(Excerpt from a dataset)
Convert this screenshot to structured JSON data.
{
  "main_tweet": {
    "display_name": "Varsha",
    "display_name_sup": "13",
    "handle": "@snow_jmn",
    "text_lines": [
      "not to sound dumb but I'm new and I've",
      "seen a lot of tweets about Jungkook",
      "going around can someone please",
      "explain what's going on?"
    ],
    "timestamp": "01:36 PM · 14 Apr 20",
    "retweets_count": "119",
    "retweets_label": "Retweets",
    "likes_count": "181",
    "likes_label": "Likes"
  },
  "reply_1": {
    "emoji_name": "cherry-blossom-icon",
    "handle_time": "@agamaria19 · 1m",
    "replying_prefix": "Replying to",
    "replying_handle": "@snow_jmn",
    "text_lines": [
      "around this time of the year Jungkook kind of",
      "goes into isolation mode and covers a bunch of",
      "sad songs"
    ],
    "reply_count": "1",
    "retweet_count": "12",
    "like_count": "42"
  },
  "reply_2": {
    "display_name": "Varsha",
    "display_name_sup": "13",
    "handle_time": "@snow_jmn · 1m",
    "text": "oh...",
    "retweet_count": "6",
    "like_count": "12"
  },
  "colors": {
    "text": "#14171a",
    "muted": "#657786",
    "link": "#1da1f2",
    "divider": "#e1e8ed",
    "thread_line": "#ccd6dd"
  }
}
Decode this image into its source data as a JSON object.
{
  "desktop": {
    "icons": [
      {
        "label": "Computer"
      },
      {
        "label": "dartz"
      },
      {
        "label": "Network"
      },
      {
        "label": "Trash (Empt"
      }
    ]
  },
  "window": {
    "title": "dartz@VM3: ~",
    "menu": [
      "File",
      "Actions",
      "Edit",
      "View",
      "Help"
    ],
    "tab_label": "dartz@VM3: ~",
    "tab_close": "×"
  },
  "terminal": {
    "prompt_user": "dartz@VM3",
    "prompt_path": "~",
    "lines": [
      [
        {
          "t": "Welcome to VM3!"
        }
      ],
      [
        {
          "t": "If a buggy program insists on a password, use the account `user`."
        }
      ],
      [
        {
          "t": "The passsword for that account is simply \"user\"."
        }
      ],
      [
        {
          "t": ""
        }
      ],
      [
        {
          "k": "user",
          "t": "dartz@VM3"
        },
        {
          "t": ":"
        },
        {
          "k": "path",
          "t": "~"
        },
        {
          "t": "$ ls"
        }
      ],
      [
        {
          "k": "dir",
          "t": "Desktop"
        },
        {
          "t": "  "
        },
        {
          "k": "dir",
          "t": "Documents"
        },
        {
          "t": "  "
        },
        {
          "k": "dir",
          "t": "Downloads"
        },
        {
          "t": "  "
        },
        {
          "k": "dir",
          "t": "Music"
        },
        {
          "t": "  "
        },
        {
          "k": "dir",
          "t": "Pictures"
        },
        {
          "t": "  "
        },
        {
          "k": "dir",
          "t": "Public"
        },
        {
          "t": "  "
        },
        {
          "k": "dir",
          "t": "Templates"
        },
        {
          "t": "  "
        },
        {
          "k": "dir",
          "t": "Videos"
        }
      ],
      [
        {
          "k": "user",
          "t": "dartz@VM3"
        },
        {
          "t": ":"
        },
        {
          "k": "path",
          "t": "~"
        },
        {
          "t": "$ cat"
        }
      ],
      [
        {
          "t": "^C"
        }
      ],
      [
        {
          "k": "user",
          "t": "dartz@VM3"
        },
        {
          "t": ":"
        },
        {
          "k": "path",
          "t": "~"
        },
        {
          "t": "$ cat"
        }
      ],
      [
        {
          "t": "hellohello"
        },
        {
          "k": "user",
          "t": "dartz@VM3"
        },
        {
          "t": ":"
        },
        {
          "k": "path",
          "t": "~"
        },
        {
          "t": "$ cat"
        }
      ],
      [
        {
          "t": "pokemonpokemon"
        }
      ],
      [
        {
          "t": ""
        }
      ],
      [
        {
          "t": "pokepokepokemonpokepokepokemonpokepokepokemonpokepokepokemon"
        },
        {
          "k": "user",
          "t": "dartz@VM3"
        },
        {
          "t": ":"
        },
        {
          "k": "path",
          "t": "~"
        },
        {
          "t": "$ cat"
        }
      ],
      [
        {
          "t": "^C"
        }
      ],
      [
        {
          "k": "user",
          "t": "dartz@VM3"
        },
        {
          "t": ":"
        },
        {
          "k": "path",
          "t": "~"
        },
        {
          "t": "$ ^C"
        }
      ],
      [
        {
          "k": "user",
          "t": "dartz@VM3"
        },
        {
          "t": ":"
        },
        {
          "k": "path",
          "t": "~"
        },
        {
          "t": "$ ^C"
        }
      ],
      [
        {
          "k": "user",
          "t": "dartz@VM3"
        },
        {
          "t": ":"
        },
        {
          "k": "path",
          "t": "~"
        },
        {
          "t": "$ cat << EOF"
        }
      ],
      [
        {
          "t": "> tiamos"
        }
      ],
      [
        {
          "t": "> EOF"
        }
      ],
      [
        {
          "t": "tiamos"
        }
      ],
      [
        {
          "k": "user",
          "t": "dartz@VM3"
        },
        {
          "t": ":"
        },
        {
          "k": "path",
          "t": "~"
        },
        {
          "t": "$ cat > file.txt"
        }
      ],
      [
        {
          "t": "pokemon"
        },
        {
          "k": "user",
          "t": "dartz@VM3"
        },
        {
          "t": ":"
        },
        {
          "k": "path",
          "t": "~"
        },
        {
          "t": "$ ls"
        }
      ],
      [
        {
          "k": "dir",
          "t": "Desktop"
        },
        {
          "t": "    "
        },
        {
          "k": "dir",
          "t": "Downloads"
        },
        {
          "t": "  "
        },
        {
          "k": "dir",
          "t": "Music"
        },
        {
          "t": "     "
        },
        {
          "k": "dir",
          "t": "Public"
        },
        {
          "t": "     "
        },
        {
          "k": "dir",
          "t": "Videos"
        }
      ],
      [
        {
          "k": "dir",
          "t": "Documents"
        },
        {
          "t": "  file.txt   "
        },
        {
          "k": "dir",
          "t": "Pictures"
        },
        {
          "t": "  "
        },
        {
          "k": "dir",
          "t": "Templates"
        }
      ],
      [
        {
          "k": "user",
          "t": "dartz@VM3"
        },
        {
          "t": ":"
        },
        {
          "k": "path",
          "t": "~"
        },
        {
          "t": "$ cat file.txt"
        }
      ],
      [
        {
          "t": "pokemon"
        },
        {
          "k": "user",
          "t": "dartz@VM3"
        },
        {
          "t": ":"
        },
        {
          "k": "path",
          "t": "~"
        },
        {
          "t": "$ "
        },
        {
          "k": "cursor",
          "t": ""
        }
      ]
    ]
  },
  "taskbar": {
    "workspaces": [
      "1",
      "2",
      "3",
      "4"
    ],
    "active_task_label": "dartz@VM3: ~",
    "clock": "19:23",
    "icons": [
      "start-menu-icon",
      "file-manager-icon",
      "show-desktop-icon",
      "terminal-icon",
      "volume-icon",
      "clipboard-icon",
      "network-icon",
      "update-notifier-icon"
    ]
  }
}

**Task to carry out**
Quote all the records exactly, please, leaving none out.

**Task result**
Convert this screenshot to structured JSON data.
{
  "main_tweet": {
    "display_name": "Varsha",
    "display_name_sup": "13",
    "handle": "@snow_jmn",
    "text_lines": [
      "not to sound dumb but I'm new and I've",
      "seen a lot of tweets about Jungkook",
      "going around can someone please",
      "explain what's going on?"
    ],
    "timestamp": "01:36 PM · 14 Apr 20",
    "retweets_count": "119",
    "retweets_label": "Retweets",
    "likes_count": "181",
    "likes_label": "Likes"
  },
  "reply_1": {
    "emoji_name": "cherry-blossom-icon",
    "handle_time": "@agamaria19 · 1m",
    "replying_prefix": "Replying to",
    "replying_handle": "@snow_jmn",
    "text_lines": [
      "around this time of the year Jungkook kind of",
      "goes into isolation mode and covers a bunch of",
      "sad songs"
    ],
    "reply_count": "1",
    "retweet_count": "12",
    "like_count": "42"
  },
  "reply_2": {
    "display_name": "Varsha",
    "display_name_sup": "13",
    "handle_time": "@snow_jmn · 1m",
    "text": "oh...",
    "retweet_count": "6",
    "like_count": "12"
  },
  "colors": {
    "text": "#14171a",
    "muted": "#657786",
    "link": "#1da1f2",
    "divider": "#e1e8ed",
    "thread_line": "#ccd6dd"
  }
}
Decode this image into its source data as a JSON object.
{
  "desktop": {
    "icons": [
      {
        "label": "Computer"
      },
      {
        "label": "dartz"
      },
      {
        "label": "Network"
      },
      {
        "label": "Trash (Empt"
      }
    ]
  },
  "window": {
    "title": "dartz@VM3: ~",
    "menu": [
      "File",
      "Actions",
      "Edit",
      "View",
      "Help"
    ],
    "tab_label": "dartz@VM3: ~",
    "tab_close": "×"
  },
  "terminal": {
    "prompt_user": "dartz@VM3",
    "prompt_path": "~",
    "lines": [
      [
        {
          "t": "Welcome to VM3!"
        }
      ],
      [
        {
          "t": "If a buggy program insists on a password, use the account `user`."
        }
      ],
      [
        {
          "t": "The passsword for that account is simply \"user\"."
        }
      ],
      [
        {
          "t": ""
        }
      ],
      [
        {
          "k": "user",
          "t": "dartz@VM3"
        },
        {
          "t": ":"
        },
        {
          "k": "path",
          "t": "~"
        },
        {
          "t": "$ ls"
        }
      ],
      [
        {
          "k": "dir",
          "t": "Desktop"
        },
        {
          "t": "  "
        },
        {
          "k": "dir",
          "t": "Documents"
        },
        {
          "t": "  "
        },
        {
          "k": "dir",
          "t": "Downloads"
        },
        {
          "t": "  "
        },
        {
          "k": "dir",
          "t": "Music"
        },
        {
          "t": "  "
        },
        {
          "k": "dir",
          "t": "Pictures"
        },
        {
          "t": "  "
        },
        {
          "k": "dir",
          "t": "Public"
        },
        {
          "t": "  "
        },
        {
          "k": "dir",
          "t": "Templates"
        },
        {
          "t": "  "
        },
        {
          "k": "dir",
          "t": "Videos"
        }
      ],
      [
        {
          "k": "user",
          "t": "dartz@VM3"
        },
        {
          "t": ":"
        },
        {
          "k": "path",
          "t": "~"
        },
        {
          "t": "$ cat"
        }
      ],
      [
        {
          "t": "^C"
        }
      ],
      [
        {
          "k": "user",
          "t": "dartz@VM3"
        },
        {
          "t": ":"
        },
        {
          "k": "path",
          "t": "~"
        },
        {
          "t": "$ cat"
        }
      ],
      [
        {
          "t": "hellohello"
        },
        {
          "k": "user",
          "t": "dartz@VM3"
        },
        {
          "t": ":"
        },
        {
          "k": "path",
          "t": "~"
        },
        {
          "t": "$ cat"
        }
      ],
      [
        {
          "t": "pokemonpokemon"
        }
      ],
      [
        {
          "t": ""
        }
      ],
      [
        {
          "t": "pokepokepokemonpokepokepokemonpokepokepokemonpokepokepokemon"
        },
        {
          "k": "user",
          "t": "dartz@VM3"
        },
        {
          "t": ":"
        },
        {
          "k": "path",
          "t": "~"
        },
        {
          "t": "$ cat"
        }
      ],
      [
        {
          "t": "^C"
        }
      ],
      [
        {
          "k": "user",
          "t": "dartz@VM3"
        },
        {
          "t": ":"
        },
        {
          "k": "path",
          "t": "~"
        },
        {
          "t": "$ ^C"
        }
      ],
      [
        {
          "k": "user",
          "t": "dartz@VM3"
        },
        {
          "t": ":"
        },
        {
          "k": "path",
          "t": "~"
        },
        {
          "t": "$ ^C"
        }
      ],
      [
        {
          "k": "user",
          "t": "dartz@VM3"
        },
        {
          "t": ":"
        },
        {
          "k": "path",
          "t": "~"
        },
        {
          "t": "$ cat << EOF"
        }
      ],
      [
        {
          "t": "> tiamos"
        }
      ],
      [
        {
          "t": "> EOF"
        }
      ],
      [
        {
          "t": "tiamos"
        }
      ],
      [
        {
          "k": "user",
          "t": "dartz@VM3"
        },
        {
          "t": ":"
        },
        {
          "k": "path",
          "t": "~"
        },
        {
          "t": "$ cat > file.txt"
        }
      ],
      [
        {
          "t": "pokemon"
        },
        {
          "k": "user",
          "t": "dartz@VM3"
        },
        {
          "t": ":"
        },
        {
          "k": "path",
          "t": "~"
        },
        {
          "t": "$ ls"
        }
      ],
      [
        {
          "k": "dir",
          "t": "Desktop"
        },
        {
          "t": "    "
        },
        {
          "k": "dir",
          "t": "Downloads"
        },
        {
          "t": "  "
        },
        {
          "k": "dir",
          "t": "Music"
        },
        {
          "t": "     "
        },
        {
          "k": "dir",
          "t": "Public"
        },
        {
          "t": "     "
        },
        {
          "k": "dir",
          "t": "Videos"
        }
      ],
      [
        {
          "k": "dir",
          "t": "Documents"
        },
        {
          "t": "  file.txt   "
        },
        {
          "k": "dir",
          "t": "Pictures"
        },
        {
          "t": "  "
        },
        {
          "k": "dir",
          "t": "Templates"
        }
      ],
      [
        {
          "k": "user",
          "t": "dartz@VM3"
        },
        {
          "t": ":"
        },
        {
          "k": "path",
          "t": "~"
        },
        {
          "t": "$ cat file.txt"
        }
      ],
      [
        {
          "t": "pokemon"
        },
        {
          "k": "user",
          "t": "dartz@VM3"
        },
        {
          "t": ":"
        },
        {
          "k": "path",
          "t": "~"
        },
        {
          "t": "$ "
        },
        {
          "k": "cursor",
          "t": ""
        }
      ]
    ]
  },
  "taskbar": {
    "workspaces": [
      "1",
      "2",
      "3",
      "4"
    ],
    "active_task_label": "dartz@VM3: ~",
    "clock": "19:23",
    "icons": [
      "start-menu-icon",
      "file-manager-icon",
      "show-desktop-icon",
      "terminal-icon",
      "volume-icon",
      "clipboard-icon",
      "network-icon",
      "update-notifier-icon"
    ]
  }
}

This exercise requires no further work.